Print all of the entries exactly, minus the pictures.

Items from a dataset:

== == ==

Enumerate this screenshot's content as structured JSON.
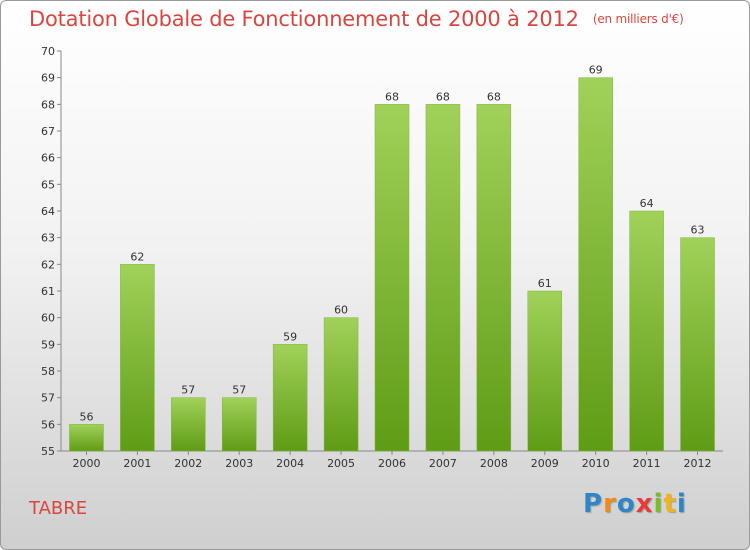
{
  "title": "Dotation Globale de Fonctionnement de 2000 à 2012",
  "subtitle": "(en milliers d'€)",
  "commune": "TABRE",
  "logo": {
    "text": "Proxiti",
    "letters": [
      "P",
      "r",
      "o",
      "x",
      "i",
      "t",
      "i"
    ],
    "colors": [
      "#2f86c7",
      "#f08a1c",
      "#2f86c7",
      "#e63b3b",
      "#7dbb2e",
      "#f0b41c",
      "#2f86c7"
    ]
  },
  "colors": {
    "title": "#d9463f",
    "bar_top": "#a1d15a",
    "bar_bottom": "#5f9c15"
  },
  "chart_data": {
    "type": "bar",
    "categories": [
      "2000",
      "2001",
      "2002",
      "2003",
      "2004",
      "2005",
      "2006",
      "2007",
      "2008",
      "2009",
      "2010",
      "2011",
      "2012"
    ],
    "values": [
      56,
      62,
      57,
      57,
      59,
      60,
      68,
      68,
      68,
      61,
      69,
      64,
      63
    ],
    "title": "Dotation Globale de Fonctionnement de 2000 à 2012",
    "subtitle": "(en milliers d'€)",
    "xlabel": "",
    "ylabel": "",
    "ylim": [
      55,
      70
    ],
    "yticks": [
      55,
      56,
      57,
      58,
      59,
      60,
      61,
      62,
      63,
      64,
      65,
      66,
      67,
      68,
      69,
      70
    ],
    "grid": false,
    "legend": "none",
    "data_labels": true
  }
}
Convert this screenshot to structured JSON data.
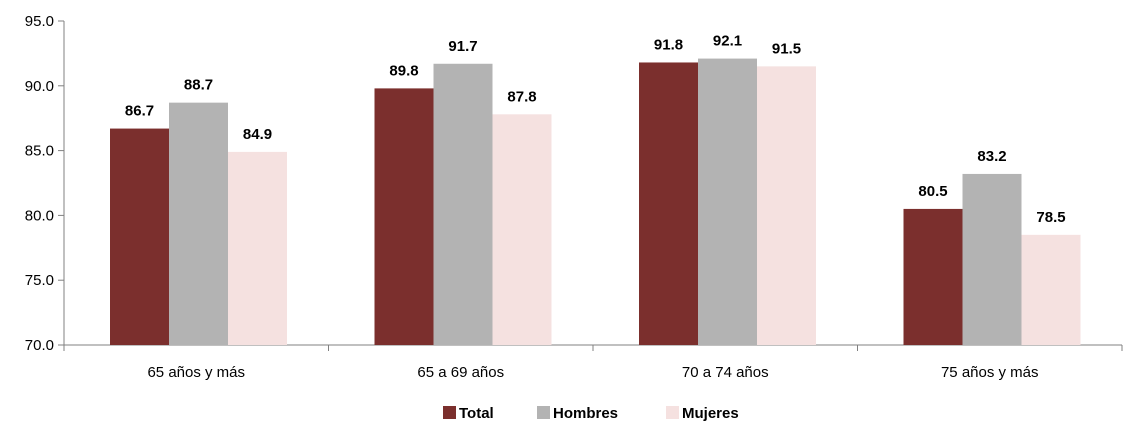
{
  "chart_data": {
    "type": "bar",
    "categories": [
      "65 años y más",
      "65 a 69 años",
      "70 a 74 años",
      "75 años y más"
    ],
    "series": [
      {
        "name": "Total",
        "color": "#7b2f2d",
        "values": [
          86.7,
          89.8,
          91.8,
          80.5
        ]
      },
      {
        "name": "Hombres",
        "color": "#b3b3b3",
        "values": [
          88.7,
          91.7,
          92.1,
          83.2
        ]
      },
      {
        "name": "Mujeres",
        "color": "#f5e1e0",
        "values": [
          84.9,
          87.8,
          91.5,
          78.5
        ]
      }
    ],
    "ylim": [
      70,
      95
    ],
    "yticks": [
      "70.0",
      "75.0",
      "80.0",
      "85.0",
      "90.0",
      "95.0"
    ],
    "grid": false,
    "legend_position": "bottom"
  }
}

== == ==

Exercise answer
Enumerate this screenshot's content as structured JSON.
{
  "title": "Dotation Globale de Fonctionnement de 2000 à 2012",
  "subtitle": "(en milliers d'€)",
  "commune": "TABRE",
  "logo": {
    "text": "Proxiti",
    "letters": [
      "P",
      "r",
      "o",
      "x",
      "i",
      "t",
      "i"
    ],
    "colors": [
      "#2f86c7",
      "#f08a1c",
      "#2f86c7",
      "#e63b3b",
      "#7dbb2e",
      "#f0b41c",
      "#2f86c7"
    ]
  },
  "colors": {
    "title": "#d9463f",
    "bar_top": "#a1d15a",
    "bar_bottom": "#5f9c15"
  },
  "chart_data": {
    "type": "bar",
    "categories": [
      "2000",
      "2001",
      "2002",
      "2003",
      "2004",
      "2005",
      "2006",
      "2007",
      "2008",
      "2009",
      "2010",
      "2011",
      "2012"
    ],
    "values": [
      56,
      62,
      57,
      57,
      59,
      60,
      68,
      68,
      68,
      61,
      69,
      64,
      63
    ],
    "title": "Dotation Globale de Fonctionnement de 2000 à 2012",
    "subtitle": "(en milliers d'€)",
    "xlabel": "",
    "ylabel": "",
    "ylim": [
      55,
      70
    ],
    "yticks": [
      55,
      56,
      57,
      58,
      59,
      60,
      61,
      62,
      63,
      64,
      65,
      66,
      67,
      68,
      69,
      70
    ],
    "grid": false,
    "legend": "none",
    "data_labels": true
  }
}
Convert this screenshot to structured JSON data.
{
  "chart_data": {
    "type": "bar",
    "categories": [
      "65 años y más",
      "65 a 69 años",
      "70 a 74 años",
      "75 años y más"
    ],
    "series": [
      {
        "name": "Total",
        "color": "#7b2f2d",
        "values": [
          86.7,
          89.8,
          91.8,
          80.5
        ]
      },
      {
        "name": "Hombres",
        "color": "#b3b3b3",
        "values": [
          88.7,
          91.7,
          92.1,
          83.2
        ]
      },
      {
        "name": "Mujeres",
        "color": "#f5e1e0",
        "values": [
          84.9,
          87.8,
          91.5,
          78.5
        ]
      }
    ],
    "ylim": [
      70,
      95
    ],
    "yticks": [
      "70.0",
      "75.0",
      "80.0",
      "85.0",
      "90.0",
      "95.0"
    ],
    "grid": false,
    "legend_position": "bottom"
  }
}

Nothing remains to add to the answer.